STATED EXERCISE —
Lines containing the word "tgα₁" are to be located and copied.

DATA ENTRIES —
## start

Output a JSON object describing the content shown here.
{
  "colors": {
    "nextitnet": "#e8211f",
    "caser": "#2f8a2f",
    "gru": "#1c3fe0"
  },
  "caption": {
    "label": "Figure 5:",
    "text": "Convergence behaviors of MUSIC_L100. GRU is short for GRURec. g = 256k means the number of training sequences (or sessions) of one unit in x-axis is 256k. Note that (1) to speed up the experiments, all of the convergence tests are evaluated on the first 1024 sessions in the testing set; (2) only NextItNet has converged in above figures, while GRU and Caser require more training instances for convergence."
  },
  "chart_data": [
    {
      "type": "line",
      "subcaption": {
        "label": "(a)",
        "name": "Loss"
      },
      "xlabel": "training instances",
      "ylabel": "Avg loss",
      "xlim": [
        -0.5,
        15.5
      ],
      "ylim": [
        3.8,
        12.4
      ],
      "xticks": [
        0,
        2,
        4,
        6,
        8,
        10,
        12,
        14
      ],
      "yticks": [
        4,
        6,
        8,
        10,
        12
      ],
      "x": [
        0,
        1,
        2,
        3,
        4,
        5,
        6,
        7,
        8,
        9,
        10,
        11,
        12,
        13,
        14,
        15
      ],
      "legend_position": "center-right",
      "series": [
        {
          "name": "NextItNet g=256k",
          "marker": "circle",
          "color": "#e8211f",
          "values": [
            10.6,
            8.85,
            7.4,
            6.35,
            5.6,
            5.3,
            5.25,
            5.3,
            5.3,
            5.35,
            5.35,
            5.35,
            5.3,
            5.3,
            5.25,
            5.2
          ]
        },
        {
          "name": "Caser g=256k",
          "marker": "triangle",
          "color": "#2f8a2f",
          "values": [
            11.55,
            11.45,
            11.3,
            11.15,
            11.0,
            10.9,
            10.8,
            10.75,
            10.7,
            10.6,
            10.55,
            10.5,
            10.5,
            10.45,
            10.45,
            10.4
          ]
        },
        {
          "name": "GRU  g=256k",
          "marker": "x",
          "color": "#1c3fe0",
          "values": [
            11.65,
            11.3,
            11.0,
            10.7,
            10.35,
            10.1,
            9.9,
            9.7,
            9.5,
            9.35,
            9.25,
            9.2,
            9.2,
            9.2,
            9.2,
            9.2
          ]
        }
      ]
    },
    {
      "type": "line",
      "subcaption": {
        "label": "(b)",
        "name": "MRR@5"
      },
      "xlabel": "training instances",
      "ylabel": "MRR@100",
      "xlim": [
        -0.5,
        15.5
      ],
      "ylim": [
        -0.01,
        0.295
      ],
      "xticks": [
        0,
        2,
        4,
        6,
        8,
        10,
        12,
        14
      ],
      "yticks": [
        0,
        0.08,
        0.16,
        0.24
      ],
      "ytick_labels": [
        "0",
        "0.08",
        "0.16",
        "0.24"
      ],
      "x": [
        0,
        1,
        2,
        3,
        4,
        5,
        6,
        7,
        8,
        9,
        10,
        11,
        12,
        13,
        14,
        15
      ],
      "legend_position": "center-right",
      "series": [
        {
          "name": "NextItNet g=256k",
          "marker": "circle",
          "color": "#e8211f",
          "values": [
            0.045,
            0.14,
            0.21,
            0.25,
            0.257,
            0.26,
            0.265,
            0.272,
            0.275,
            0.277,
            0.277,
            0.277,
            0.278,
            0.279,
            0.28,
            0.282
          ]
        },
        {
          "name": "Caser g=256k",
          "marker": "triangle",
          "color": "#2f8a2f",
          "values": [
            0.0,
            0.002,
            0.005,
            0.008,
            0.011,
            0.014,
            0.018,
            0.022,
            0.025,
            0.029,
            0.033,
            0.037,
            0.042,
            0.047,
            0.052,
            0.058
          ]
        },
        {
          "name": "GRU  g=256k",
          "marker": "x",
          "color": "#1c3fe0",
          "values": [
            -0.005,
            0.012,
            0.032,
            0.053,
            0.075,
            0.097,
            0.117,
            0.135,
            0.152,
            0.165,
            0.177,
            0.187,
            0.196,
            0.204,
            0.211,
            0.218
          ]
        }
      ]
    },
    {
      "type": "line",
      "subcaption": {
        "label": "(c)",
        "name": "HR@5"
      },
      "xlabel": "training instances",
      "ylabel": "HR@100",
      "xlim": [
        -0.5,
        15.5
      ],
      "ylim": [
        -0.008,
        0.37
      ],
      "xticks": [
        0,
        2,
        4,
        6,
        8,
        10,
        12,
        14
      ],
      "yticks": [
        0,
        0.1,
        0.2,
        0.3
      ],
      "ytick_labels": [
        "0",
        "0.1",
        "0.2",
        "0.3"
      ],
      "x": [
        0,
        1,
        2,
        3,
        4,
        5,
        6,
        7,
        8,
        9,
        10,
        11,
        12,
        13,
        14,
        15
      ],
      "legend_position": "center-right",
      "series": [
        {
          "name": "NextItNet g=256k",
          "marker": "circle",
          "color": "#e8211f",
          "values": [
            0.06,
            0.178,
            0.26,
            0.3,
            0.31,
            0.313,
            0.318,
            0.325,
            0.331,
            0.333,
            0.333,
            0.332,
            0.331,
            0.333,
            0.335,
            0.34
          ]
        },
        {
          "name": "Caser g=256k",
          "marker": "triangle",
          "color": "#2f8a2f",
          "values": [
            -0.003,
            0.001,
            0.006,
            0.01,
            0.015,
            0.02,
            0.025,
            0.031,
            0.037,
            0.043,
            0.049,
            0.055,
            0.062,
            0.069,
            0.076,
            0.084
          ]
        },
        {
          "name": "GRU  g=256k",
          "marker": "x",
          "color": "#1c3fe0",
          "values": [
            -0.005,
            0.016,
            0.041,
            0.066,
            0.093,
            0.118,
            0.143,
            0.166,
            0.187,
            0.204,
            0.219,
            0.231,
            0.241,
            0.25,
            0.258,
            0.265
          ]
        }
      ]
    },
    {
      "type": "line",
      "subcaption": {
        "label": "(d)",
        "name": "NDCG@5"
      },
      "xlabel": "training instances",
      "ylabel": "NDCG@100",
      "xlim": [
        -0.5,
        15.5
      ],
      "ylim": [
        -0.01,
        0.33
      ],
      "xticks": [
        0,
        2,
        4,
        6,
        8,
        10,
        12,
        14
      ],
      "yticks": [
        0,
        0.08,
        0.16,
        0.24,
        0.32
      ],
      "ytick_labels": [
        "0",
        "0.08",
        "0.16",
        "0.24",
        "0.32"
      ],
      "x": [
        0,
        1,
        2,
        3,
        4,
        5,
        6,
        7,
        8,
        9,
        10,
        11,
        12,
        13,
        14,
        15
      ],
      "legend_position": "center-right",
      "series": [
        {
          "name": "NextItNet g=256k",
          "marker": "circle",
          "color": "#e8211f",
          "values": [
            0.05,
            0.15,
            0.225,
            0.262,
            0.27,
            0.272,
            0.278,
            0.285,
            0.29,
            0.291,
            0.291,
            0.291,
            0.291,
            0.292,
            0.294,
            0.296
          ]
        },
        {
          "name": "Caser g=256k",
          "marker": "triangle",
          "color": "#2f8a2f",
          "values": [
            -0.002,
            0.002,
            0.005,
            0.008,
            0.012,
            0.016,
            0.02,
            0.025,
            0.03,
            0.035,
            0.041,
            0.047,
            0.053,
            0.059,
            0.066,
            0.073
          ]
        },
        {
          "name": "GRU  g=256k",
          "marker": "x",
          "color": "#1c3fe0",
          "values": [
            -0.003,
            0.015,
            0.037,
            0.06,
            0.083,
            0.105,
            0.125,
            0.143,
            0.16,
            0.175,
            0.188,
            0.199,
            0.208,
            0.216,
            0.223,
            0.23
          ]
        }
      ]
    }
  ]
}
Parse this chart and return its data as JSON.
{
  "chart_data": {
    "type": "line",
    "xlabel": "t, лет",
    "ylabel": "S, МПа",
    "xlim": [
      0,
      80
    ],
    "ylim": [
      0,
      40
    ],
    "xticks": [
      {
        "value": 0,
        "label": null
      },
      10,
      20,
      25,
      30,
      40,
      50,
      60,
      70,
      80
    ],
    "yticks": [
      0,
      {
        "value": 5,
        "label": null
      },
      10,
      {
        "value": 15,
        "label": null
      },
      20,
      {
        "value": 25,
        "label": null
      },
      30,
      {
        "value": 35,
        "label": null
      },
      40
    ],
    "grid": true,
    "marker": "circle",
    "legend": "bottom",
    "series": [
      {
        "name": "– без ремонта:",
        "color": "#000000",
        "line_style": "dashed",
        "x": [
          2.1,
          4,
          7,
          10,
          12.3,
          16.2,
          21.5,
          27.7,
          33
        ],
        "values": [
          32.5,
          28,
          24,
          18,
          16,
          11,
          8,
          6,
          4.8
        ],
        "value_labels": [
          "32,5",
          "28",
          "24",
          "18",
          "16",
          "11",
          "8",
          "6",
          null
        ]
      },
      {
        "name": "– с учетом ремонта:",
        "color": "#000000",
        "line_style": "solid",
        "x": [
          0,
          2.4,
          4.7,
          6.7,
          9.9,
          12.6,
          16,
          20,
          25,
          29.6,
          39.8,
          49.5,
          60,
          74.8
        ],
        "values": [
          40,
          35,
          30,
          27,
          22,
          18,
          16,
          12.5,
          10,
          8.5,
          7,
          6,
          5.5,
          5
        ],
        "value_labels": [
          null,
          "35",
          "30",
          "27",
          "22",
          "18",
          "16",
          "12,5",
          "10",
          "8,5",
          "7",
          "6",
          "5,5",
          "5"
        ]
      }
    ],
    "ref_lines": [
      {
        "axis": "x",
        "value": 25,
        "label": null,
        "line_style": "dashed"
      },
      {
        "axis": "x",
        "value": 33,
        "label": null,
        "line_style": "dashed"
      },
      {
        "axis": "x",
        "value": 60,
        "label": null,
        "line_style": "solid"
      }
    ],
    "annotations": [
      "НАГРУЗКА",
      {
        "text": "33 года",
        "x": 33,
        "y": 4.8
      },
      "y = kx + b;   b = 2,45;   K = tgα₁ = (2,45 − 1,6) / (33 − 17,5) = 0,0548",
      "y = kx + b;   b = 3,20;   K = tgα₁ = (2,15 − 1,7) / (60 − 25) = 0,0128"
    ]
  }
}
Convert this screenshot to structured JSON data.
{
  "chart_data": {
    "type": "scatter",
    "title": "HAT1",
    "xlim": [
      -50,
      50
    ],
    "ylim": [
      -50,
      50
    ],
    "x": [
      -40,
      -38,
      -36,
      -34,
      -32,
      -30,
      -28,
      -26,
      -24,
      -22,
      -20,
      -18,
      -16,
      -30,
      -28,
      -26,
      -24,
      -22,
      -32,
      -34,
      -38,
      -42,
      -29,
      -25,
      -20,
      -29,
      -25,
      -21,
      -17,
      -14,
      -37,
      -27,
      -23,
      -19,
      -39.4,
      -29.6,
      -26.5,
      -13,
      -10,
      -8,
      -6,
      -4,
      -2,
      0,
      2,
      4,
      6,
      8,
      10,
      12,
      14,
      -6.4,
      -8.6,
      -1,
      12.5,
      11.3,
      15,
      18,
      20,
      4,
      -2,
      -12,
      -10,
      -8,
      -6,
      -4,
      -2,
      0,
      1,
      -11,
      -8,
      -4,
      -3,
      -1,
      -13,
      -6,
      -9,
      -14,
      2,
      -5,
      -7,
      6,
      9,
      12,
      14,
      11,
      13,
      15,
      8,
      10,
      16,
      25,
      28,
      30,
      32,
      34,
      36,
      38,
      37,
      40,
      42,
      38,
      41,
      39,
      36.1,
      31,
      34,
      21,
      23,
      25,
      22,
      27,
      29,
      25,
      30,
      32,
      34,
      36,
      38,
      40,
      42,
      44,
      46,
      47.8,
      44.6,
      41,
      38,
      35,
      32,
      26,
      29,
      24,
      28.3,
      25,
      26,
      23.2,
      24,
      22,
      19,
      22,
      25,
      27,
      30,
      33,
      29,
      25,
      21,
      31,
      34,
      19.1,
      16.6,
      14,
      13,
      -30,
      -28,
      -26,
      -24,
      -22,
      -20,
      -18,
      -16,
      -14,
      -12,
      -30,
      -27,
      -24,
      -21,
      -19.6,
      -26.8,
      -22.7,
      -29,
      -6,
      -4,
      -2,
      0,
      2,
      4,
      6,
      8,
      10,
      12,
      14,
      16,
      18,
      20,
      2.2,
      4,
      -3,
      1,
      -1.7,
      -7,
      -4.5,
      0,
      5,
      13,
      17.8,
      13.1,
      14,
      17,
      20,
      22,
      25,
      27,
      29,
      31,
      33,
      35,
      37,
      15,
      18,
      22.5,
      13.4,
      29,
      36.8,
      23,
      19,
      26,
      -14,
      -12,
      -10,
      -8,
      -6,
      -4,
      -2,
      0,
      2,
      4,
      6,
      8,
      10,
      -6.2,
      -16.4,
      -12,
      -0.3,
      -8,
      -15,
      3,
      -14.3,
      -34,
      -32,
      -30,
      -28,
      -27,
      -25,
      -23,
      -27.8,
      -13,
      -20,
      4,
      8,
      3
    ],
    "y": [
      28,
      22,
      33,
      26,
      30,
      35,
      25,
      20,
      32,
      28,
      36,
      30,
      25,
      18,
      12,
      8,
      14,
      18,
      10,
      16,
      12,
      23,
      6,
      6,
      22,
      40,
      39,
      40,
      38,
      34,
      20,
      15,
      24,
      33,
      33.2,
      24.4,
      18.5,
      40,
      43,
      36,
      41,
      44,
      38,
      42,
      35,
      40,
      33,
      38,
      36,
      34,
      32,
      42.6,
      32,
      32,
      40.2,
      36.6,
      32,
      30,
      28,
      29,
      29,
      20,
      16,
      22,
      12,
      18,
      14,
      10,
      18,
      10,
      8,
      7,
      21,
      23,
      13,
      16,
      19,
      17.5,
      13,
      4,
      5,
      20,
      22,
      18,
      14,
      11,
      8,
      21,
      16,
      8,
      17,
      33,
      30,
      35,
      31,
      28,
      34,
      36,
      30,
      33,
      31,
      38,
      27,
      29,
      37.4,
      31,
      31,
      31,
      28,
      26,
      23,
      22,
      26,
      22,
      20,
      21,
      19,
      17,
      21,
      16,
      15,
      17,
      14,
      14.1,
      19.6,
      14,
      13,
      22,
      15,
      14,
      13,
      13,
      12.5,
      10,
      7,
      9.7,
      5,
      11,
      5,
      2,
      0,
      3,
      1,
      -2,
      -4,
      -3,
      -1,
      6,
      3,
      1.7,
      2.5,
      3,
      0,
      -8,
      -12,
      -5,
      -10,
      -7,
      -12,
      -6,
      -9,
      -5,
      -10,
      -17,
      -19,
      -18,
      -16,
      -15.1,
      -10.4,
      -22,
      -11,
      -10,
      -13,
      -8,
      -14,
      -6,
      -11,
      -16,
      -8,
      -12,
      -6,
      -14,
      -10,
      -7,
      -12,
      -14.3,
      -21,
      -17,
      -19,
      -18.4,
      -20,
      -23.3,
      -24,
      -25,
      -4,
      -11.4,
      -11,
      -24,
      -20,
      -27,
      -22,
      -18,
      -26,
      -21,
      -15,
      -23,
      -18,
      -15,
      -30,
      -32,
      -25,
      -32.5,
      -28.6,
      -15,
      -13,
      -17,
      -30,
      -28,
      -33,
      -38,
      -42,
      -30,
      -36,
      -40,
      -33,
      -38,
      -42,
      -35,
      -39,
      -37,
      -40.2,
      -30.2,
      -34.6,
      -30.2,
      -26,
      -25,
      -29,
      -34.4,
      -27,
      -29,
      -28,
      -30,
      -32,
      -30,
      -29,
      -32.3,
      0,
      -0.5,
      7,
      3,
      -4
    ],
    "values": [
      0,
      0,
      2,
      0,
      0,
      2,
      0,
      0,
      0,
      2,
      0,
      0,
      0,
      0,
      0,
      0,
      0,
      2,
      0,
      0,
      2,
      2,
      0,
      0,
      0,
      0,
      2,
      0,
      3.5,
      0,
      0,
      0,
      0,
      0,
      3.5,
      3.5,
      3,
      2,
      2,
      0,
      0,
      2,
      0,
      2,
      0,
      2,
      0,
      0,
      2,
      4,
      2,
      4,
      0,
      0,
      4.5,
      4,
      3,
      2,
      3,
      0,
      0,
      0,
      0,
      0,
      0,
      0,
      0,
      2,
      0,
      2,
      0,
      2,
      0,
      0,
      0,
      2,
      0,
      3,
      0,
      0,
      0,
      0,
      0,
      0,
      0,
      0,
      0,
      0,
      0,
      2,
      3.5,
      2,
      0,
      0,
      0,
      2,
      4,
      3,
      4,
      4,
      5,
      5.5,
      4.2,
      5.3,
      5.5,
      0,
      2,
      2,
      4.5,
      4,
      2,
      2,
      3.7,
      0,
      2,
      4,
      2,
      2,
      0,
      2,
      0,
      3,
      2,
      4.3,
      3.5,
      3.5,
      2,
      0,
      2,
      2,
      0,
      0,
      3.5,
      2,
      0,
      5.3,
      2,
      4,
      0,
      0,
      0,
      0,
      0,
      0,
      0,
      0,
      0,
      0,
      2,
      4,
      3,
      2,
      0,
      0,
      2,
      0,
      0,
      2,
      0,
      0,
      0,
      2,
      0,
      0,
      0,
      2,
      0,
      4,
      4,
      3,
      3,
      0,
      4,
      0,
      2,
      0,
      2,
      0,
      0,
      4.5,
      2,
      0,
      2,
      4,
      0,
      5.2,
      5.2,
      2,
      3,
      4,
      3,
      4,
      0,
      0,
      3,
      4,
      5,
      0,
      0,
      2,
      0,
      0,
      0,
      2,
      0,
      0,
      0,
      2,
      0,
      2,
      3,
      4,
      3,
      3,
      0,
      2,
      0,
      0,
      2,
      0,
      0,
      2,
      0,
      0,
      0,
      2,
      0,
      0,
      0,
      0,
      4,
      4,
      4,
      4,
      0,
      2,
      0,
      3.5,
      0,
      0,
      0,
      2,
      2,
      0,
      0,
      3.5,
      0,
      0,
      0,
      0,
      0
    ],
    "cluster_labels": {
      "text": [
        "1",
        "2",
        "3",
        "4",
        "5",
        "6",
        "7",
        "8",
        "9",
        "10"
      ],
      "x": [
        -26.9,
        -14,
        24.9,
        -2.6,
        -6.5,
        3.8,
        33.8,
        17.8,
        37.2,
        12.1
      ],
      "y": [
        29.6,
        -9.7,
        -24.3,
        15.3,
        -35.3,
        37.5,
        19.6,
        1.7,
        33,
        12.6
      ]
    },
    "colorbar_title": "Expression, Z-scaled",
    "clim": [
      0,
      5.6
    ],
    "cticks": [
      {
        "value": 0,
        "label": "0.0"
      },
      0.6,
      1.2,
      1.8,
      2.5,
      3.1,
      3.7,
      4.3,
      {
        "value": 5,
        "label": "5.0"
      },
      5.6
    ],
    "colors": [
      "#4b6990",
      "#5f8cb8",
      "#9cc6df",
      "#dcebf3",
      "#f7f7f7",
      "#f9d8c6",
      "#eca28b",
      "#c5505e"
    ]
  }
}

## end

EXERCISE ANSWER —
      "y = kx + b;   b = 2,45;   K = tgα₁ = (2,45 − 1,6) / (33 − 17,5) = 0,0548",
      "y = kx + b;   b = 3,20;   K = tgα₁ = (2,15 − 1,7) / (60 − 25) = 0,0128"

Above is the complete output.